* [SET EXERCISE]: From the entries below, report how many lines contain the string "content". Give only that number.

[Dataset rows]

>>

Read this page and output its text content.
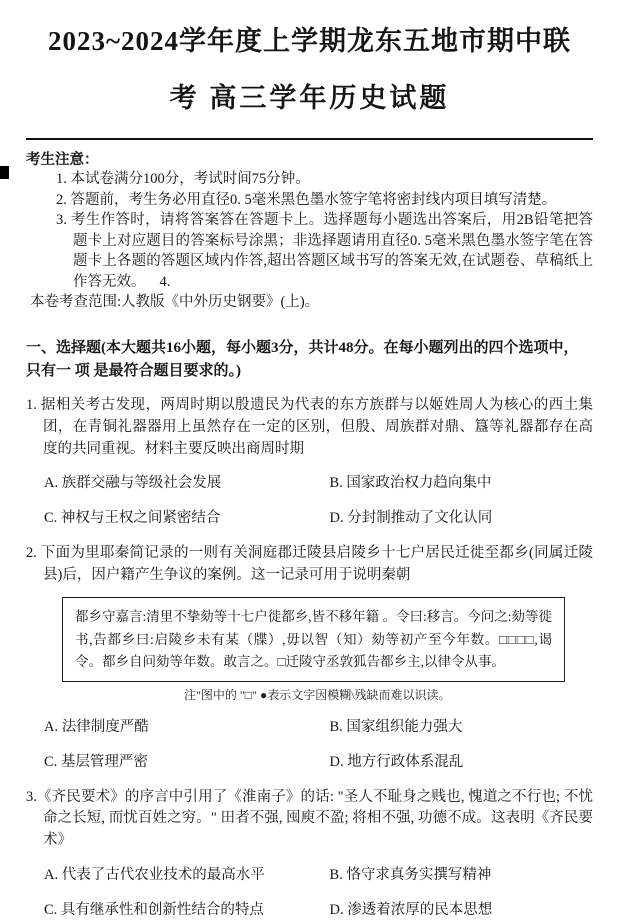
2023~2024学年度上学期龙东五地市期中联
考 高三学年历史试题
考生注意：
1. 本试卷满分100分，考试时间75分钟。
2. 答题前，考生务必用直径0. 5毫米黑色墨水签字笔将密封线内项目填写清楚。
3. 考生作答时，请将答案答在答题卡上。选择题每小题选出答案后，用2B铅笔把答题卡上对应题目的答案标号涂黑；非选择题请用直径0. 5毫米黑色墨水签字笔在答题卡上各题的答题区域内作答,超出答题区域书写的答案无效,在试题卷、草稿纸上作答无效。 4.
本卷考查范围:人教版《中外历史钢要》(上)。
一、选择题(本大题共16小题，每小题3分，共计48分。在每小题列出的四个选项中，只有一 项 是最符合题目要求的。)
1. 据相关考古发现，两周时期以殷遗民为代表的东方族群与以姬姓周人为核心的西土集团，在青铜礼器器用上虽然存在一定的区别，但殷、周族群对鼎、簋等礼器都存在高度的共同重视。材料主要反映出商周时期
A. 族群交融与等级社会发展	B. 国家政治权力趋向集中
C. 神权与王权之间紧密结合	D. 分封制推动了文化认同
2. 下面为里耶秦简记录的一则有关洞庭郡迁陵县启陵乡十七户居民迁徙至都乡(同属迁陵县)后，因户籍产生争议的案例。这一记录可用于说明秦朝
都乡守嘉言:清里不挚劾等十七户徙都乡,皆不移年籍 。令曰:移言。今问之:劾等徙书,告都乡曰:启陵乡未有某（牒）,毋以智（知）劾等初产至今年数。□□□□,谒令。都乡自问劾等年数。敢言之。□迁陵守丞敦狐告都乡主,以律令从事。
注"图中的 "□" ●表示文字因模糊\残缺而难以识读。
A. 法律制度严酷	B. 国家组织能力强大
C. 基层管理严密	D. 地方行政体系混乱
3.《齐民要术》的序言中引用了《淮南子》的话: "圣人不耻身之贱也, 愧道之不行也; 不忧命之长短, 而忧百姓之穷。" 田者不强, 囤庾不盈; 将相不强, 功德不成。这表明《齐民要术》
A. 代表了古代农业技术的最高水平	B. 恪守求真务实撰写精神
C. 具有继承性和创新性结合的特点	D. 渗透着浓厚的民本思想
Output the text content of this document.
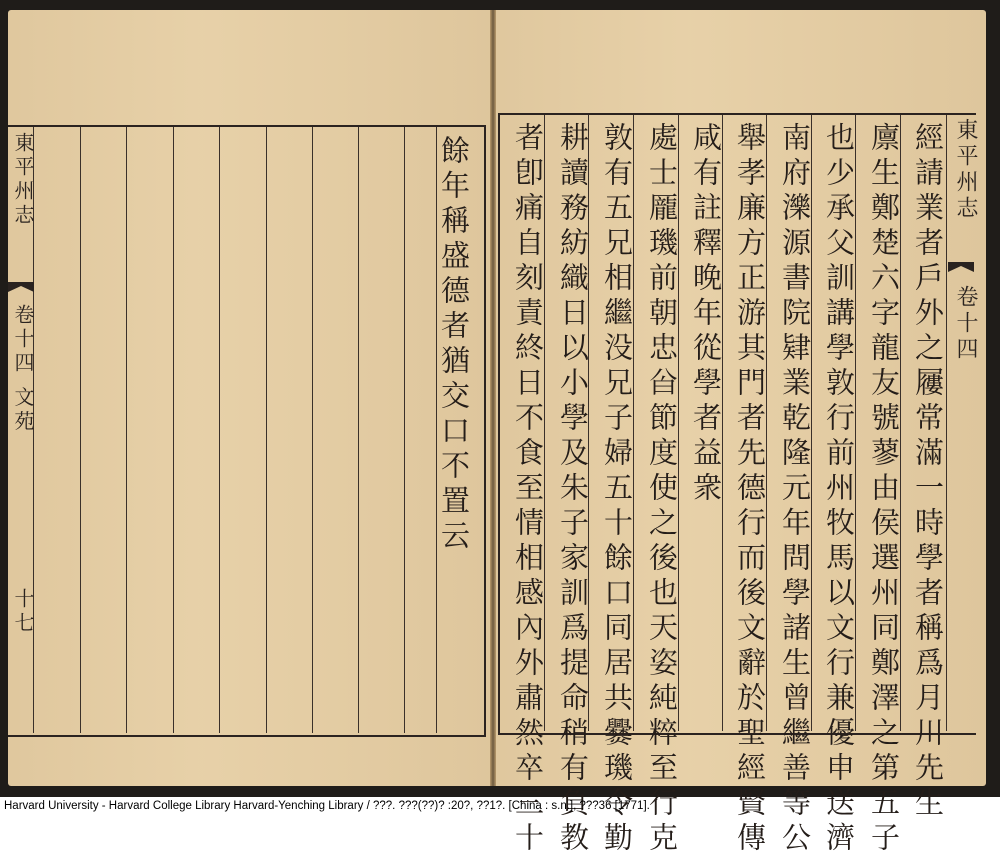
東平州志
卷十四 文苑
十七
餘年稱盛德者猶交口不置云	東平州志
卷十四
經請業者戶外之屨常滿一時學者稱爲月川先生
廪生鄭楚六字龍友號蓼由侯選州同鄭澤之第五子
也少承父訓講學敦行前州牧馬以文行兼優申送濟
南府濼源書院肄業乾隆元年問學諸生曾繼善等公
舉孝廉方正游其門者先德行而後文辭於聖經賢傳
咸有註釋晚年從學者益衆
處士龎璣前朝忠㒶節度使之後也天姿純粹至行克
敦有五兄相繼没兄子婦五十餘口同居共爨璣令勤
耕讀務紡織日以小學及朱子家訓爲提命稍有負教
者卽痛自刻責終日不食至情相感內外肅然卒三十
Harvard University - Harvard College Library Harvard-Yenching Library / ???. ???(??)? :20?, ??1?. [China : s.n.], ???36 [1771].
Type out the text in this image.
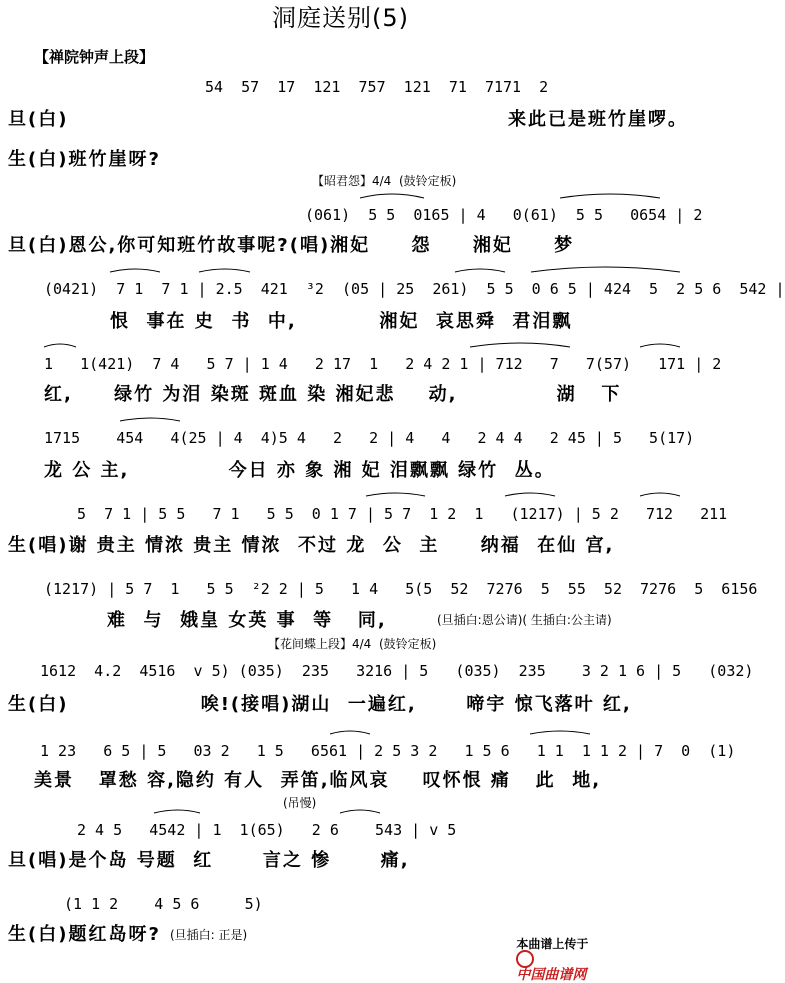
洞庭送别(5)
【禅院钟声上段】
54  57  17  121  757  121  71  7171  2
旦(白)	来此已是班竹崖啰。
生(白)班竹崖呀?
【昭君怨】4/4  (鼓铃定板)
(061)  5 5  0165 | 4   0(61)  5 5   0654 | 2
旦(白)恩公,你可知班竹故事呢?(唱)湘妃     怨     湘妃     梦
(0421)  7 1  7 1 | 2.5  421  ³2  (05 | 25  261)  5 5  0 6 5 | 424  5  2 5 6  542 |
恨  事在 史  书  中,          湘妃  哀思舜  君泪飘
1   1(421)  7 4   5 7 | 1 4   2 17  1   2 4 2 1 | 712   7   7(57)   171 | 2
红,     绿竹 为泪 染斑 斑血 染 湘妃悲    动,            湖   下
1715    454   4(25 | 4  4)5 4   2   2 | 4   4   2 4 4   2 45 | 5   5(17)
龙 公 主,            今日 亦 象 湘 妃 泪飘飘 绿竹  丛。
5  7 1 | 5 5   7 1   5 5  0 1 7 | 5 7  1 2  1   (1217) | 5 2   712   211
生(唱)谢 贵主 情浓 贵主 情浓  不过 龙  公  主     纳福  在仙 宫,
(1217) | 5 7  1   5 5  ²2 2 | 5   1 4   5(5  52  7276  5  55  52  7276  5  6156
难  与  娥皇 女英 事  等   同,	(旦插白:恩公请)( 生插白:公主请)
【花间蝶上段】4/4  (鼓铃定板)
1612  4.2  4516  v 5) (035)  235   3216 | 5   (035)  235    3 2 1 6 | 5   (032)
生(白)                唉!(接唱)湖山  一遍红,      啼宇 惊飞落叶 红,
1 23   6 5 | 5   03 2   1 5   6561 | 2 5 3 2   1 5 6   1 1  1 1 2 | 7  0  (1)
美景   罩愁 容,隐约 有人  弄笛,临风哀    叹怀恨 痛   此  地,
(吊慢)
2 4 5   4542 | 1  1(65)   2 6    543 | v 5
旦(唱)是个岛 号题  红      言之 惨      痛,
(1 1 2    4 5 6     5)
生(白)题红岛呀? (旦插白: 正是)

本曲谱上传于

中国曲谱网
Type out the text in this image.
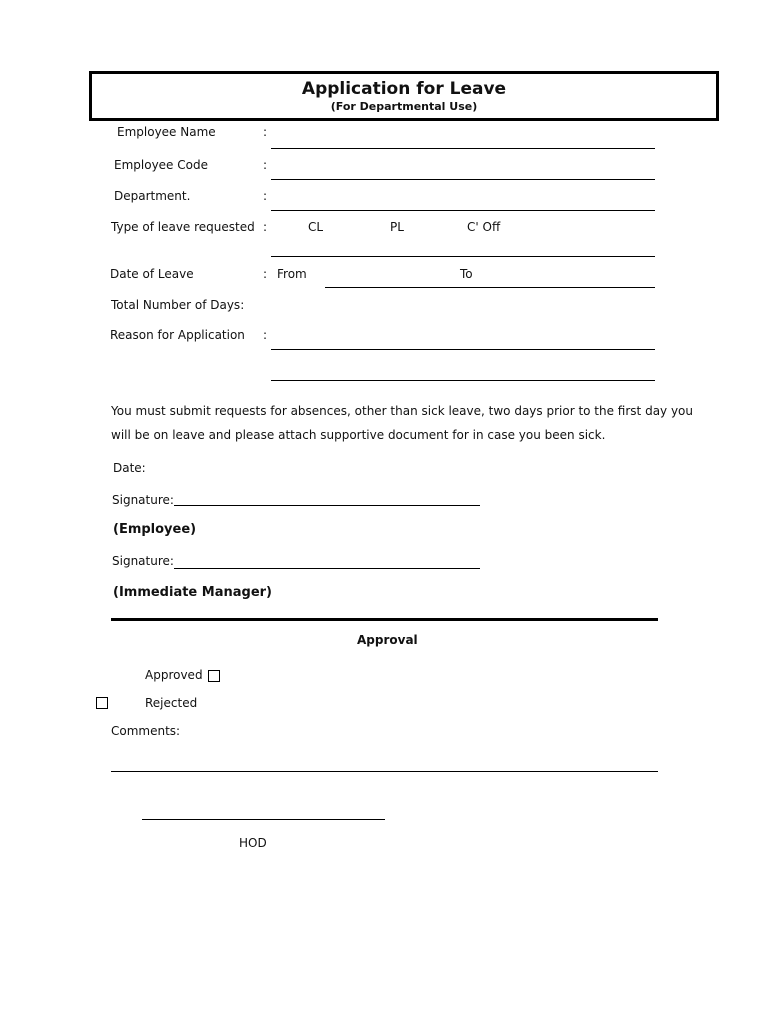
Application for Leave
(For Departmental Use)
Employee Name	:
Employee Code	:
Department.	:
Type of leave requested :	CL	PL	C' Off
Date of Leave	: From	To
Total Number of Days:
Reason for Application :
You must submit requests for absences, other than sick leave, two days prior to the first day you
will be on leave and please attach supportive document for in case you been sick.
Date:
Signature:
(Employee)
Signature:
(Immediate Manager)
Approval
Approved
Rejected
Comments:
HOD
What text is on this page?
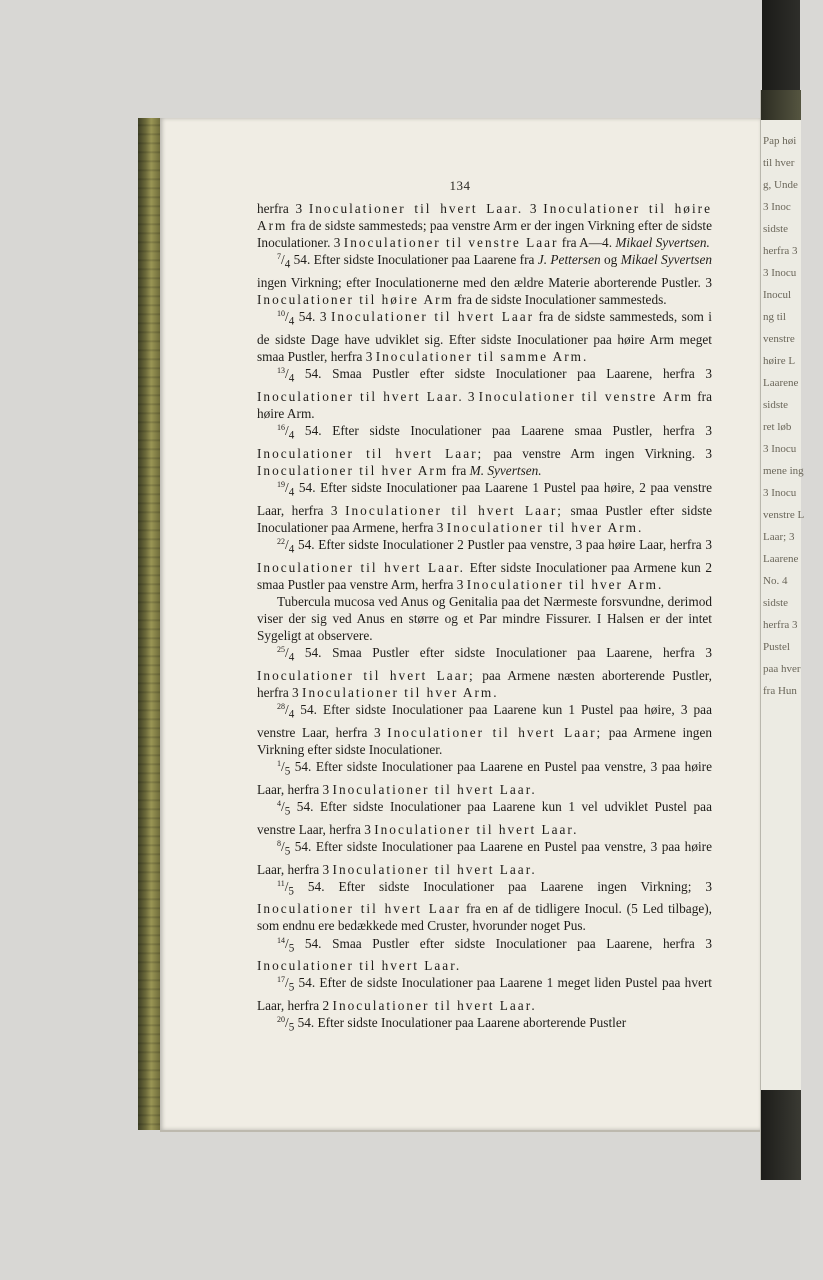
Pap høi
til hver
g, Unde
3 Inoc
sidste
herfra 3
3 Inocu
Inocul
ng til
venstre
høire L
Laarene
sidste
ret løb
3 Inocu
mene ing
3 Inocu
venstre L
Laar; 3
Laarene
No. 4
sidste
herfra 3
Pustel
paa hver
fra Hun
134

herfra 3 Inoculationer til hvert Laar. 3 Inoculationer til høire Arm fra de sidste sammesteds; paa venstre Arm er der ingen Virkning efter de sidste Inoculationer. 3 Inoculationer til venstre Laar fra A—4. Mikael Syvertsen.

$^7/_4$ 54. Efter sidste Inoculationer paa Laarene fra J. Pettersen og Mikael Syvertsen ingen Virkning; efter Inoculationerne med den ældre Materie aborterende Pustler. 3 Inoculationer til høire Arm fra de sidste Inoculationer sammesteds.

$^{10}/_4$ 54. 3 Inoculationer til hvert Laar fra de sidste sammesteds, som i de sidste Dage have udviklet sig. Efter sidste Inoculationer paa høire Arm meget smaa Pustler, herfra 3 Inoculationer til samme Arm.

$^{13}/_4$ 54. Smaa Pustler efter sidste Inoculationer paa Laarene, herfra 3 Inoculationer til hvert Laar. 3 Inoculationer til venstre Arm fra høire Arm.

$^{16}/_4$ 54. Efter sidste Inoculationer paa Laarene smaa Pustler, herfra 3 Inoculationer til hvert Laar; paa venstre Arm ingen Virkning. 3 Inoculationer til hver Arm fra M. Syvertsen.

$^{19}/_4$ 54. Efter sidste Inoculationer paa Laarene 1 Pustel paa høire, 2 paa venstre Laar, herfra 3 Inoculationer til hvert Laar; smaa Pustler efter sidste Inoculationer paa Armene, herfra 3 Inoculationer til hver Arm.

$^{22}/_4$ 54. Efter sidste Inoculationer 2 Pustler paa venstre, 3 paa høire Laar, herfra 3 Inoculationer til hvert Laar. Efter sidste Inoculationer paa Armene kun 2 smaa Pustler paa venstre Arm, herfra 3 Inoculationer til hver Arm.

Tubercula mucosa ved Anus og Genitalia paa det Nærmeste forsvundne, derimod viser der sig ved Anus en større og et Par mindre Fissurer. I Halsen er der intet Sygeligt at observere.

$^{25}/_4$ 54. Smaa Pustler efter sidste Inoculationer paa Laarene, herfra 3 Inoculationer til hvert Laar; paa Armene næsten aborterende Pustler, herfra 3 Inoculationer til hver Arm.

$^{28}/_4$ 54. Efter sidste Inoculationer paa Laarene kun 1 Pustel paa høire, 3 paa venstre Laar, herfra 3 Inoculationer til hvert Laar; paa Armene ingen Virkning efter sidste Inoculationer.

$^1/_5$ 54. Efter sidste Inoculationer paa Laarene en Pustel paa venstre, 3 paa høire Laar, herfra 3 Inoculationer til hvert Laar.

$^4/_5$ 54. Efter sidste Inoculationer paa Laarene kun 1 vel udviklet Pustel paa venstre Laar, herfra 3 Inoculationer til hvert Laar.

$^8/_5$ 54. Efter sidste Inoculationer paa Laarene en Pustel paa venstre, 3 paa høire Laar, herfra 3 Inoculationer til hvert Laar.

$^{11}/_5$ 54. Efter sidste Inoculationer paa Laarene ingen Virkning; 3 Inoculationer til hvert Laar fra en af de tidligere Inocul. (5 Led tilbage), som endnu ere bedækkede med Cruster, hvorunder noget Pus.

$^{14}/_5$ 54. Smaa Pustler efter sidste Inoculationer paa Laarene, herfra 3 Inoculationer til hvert Laar.

$^{17}/_5$ 54. Efter de sidste Inoculationer paa Laarene 1 meget liden Pustel paa hvert Laar, herfra 2 Inoculationer til hvert Laar.

$^{20}/_5$ 54. Efter sidste Inoculationer paa Laarene aborterende Pustler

<<

* [RESULT OF THE TASK]: 2